* [EXERCISE OBJECTIVE]
Gather from the listing below each line that includes the word "срок", and copy it.

* [EXERCISE MATERIALS]
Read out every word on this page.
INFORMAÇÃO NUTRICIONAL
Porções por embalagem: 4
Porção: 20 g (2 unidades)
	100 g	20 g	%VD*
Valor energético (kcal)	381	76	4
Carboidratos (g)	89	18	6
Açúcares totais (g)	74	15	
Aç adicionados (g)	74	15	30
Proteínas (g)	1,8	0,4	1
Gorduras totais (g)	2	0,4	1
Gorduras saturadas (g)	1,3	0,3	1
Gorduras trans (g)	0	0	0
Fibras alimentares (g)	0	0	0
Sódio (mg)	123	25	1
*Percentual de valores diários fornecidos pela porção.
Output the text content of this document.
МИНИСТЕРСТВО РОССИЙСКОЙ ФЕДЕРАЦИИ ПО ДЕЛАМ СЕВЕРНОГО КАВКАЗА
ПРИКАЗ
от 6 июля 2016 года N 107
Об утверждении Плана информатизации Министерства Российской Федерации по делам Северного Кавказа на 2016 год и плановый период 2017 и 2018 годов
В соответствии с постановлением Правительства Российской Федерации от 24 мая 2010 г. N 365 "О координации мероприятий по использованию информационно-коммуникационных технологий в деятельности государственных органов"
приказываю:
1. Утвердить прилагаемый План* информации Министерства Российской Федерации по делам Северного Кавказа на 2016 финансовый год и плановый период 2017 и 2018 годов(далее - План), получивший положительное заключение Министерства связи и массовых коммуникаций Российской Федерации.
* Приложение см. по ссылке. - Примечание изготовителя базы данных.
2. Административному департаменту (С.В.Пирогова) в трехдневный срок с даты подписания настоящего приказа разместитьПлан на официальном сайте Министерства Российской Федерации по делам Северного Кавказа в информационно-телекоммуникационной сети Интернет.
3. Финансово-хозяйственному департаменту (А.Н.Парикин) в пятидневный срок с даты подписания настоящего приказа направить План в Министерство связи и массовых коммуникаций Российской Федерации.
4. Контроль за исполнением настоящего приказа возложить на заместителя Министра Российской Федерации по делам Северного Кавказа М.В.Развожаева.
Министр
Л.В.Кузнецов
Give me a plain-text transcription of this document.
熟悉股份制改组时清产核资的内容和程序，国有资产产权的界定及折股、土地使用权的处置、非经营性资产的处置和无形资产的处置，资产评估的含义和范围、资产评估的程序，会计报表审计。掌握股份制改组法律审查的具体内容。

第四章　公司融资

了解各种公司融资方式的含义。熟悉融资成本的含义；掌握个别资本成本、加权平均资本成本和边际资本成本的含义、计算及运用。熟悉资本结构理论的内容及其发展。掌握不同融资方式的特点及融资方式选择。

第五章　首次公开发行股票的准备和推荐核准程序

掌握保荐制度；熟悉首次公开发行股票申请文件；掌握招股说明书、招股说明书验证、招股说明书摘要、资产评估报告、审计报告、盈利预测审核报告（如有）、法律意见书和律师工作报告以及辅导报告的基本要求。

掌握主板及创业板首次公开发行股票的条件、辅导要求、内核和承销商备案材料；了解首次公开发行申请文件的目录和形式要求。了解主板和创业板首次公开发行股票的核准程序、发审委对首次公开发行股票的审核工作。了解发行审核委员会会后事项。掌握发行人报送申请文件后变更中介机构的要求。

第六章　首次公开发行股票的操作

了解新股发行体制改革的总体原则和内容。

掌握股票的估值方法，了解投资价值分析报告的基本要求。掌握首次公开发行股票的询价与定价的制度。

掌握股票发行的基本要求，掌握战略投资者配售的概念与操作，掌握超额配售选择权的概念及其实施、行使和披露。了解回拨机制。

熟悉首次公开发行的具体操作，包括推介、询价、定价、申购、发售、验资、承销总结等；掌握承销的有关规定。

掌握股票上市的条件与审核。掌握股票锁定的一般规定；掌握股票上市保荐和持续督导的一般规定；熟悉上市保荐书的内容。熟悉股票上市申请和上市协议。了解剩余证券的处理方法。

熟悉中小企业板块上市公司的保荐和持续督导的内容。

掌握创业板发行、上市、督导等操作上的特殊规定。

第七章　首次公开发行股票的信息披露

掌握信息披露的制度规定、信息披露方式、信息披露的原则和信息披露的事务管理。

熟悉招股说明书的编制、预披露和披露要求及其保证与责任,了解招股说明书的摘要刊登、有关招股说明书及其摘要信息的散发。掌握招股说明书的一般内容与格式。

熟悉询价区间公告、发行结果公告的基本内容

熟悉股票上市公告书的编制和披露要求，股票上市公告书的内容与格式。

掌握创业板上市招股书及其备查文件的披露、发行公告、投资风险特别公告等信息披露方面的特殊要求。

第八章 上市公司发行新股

---

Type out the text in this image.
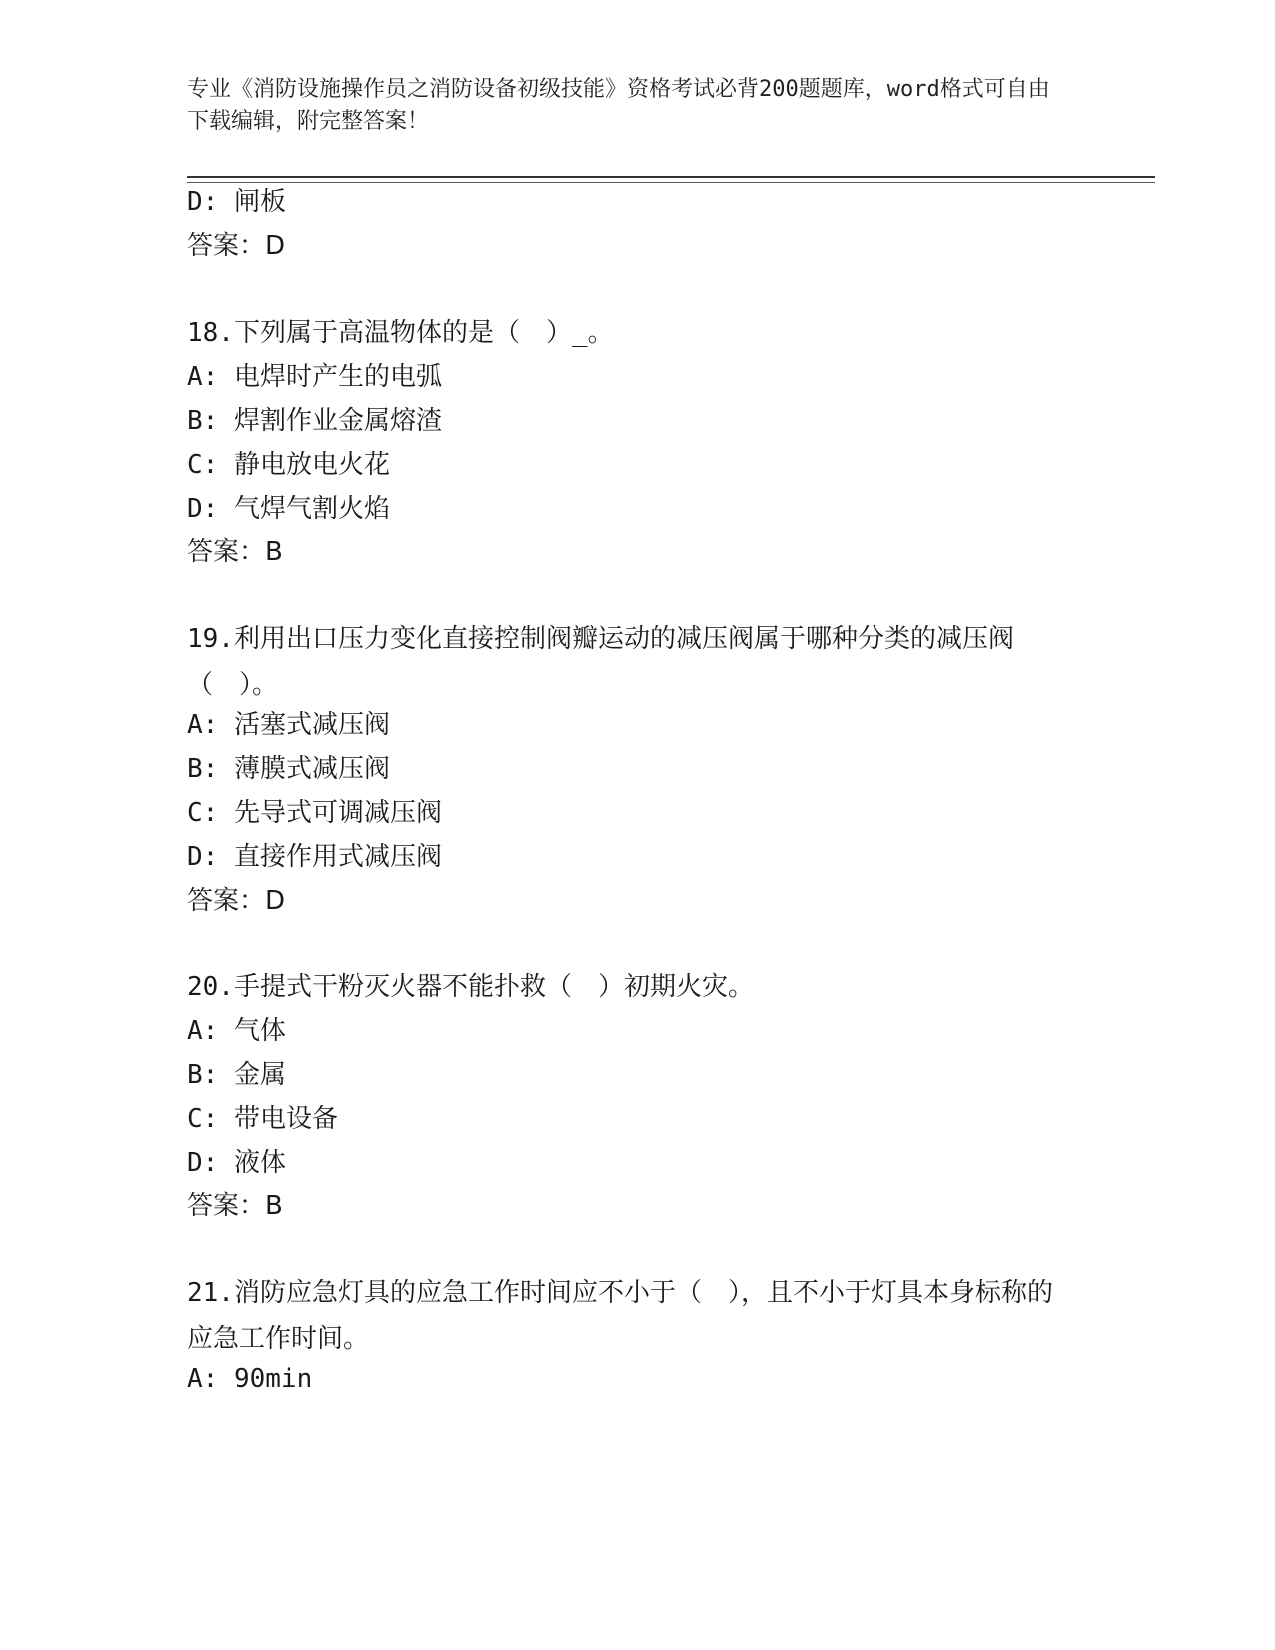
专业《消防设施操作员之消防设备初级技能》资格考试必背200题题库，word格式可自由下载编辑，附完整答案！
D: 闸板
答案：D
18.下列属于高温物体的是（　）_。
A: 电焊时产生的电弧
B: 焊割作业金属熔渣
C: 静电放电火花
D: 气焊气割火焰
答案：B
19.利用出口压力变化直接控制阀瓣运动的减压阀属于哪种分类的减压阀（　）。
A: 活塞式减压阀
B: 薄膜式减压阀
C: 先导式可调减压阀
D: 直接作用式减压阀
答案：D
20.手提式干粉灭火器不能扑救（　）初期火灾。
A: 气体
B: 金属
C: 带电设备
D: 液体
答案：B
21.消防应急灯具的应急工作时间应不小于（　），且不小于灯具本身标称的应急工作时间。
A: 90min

* [OUTPUT BELOW]
2. Административному департаменту (С.В.Пирогова) в трехдневный срок с даты подписания настоящего приказа разместитьПлан на официальном сайте Министерства Российской Федерации по делам Северного Кавказа в информационно-телекоммуникационной сети Интернет.
3. Финансово-хозяйственному департаменту (А.Н.Парикин) в пятидневный срок с даты подписания настоящего приказа направить План в Министерство связи и массовых коммуникаций Российской Федерации.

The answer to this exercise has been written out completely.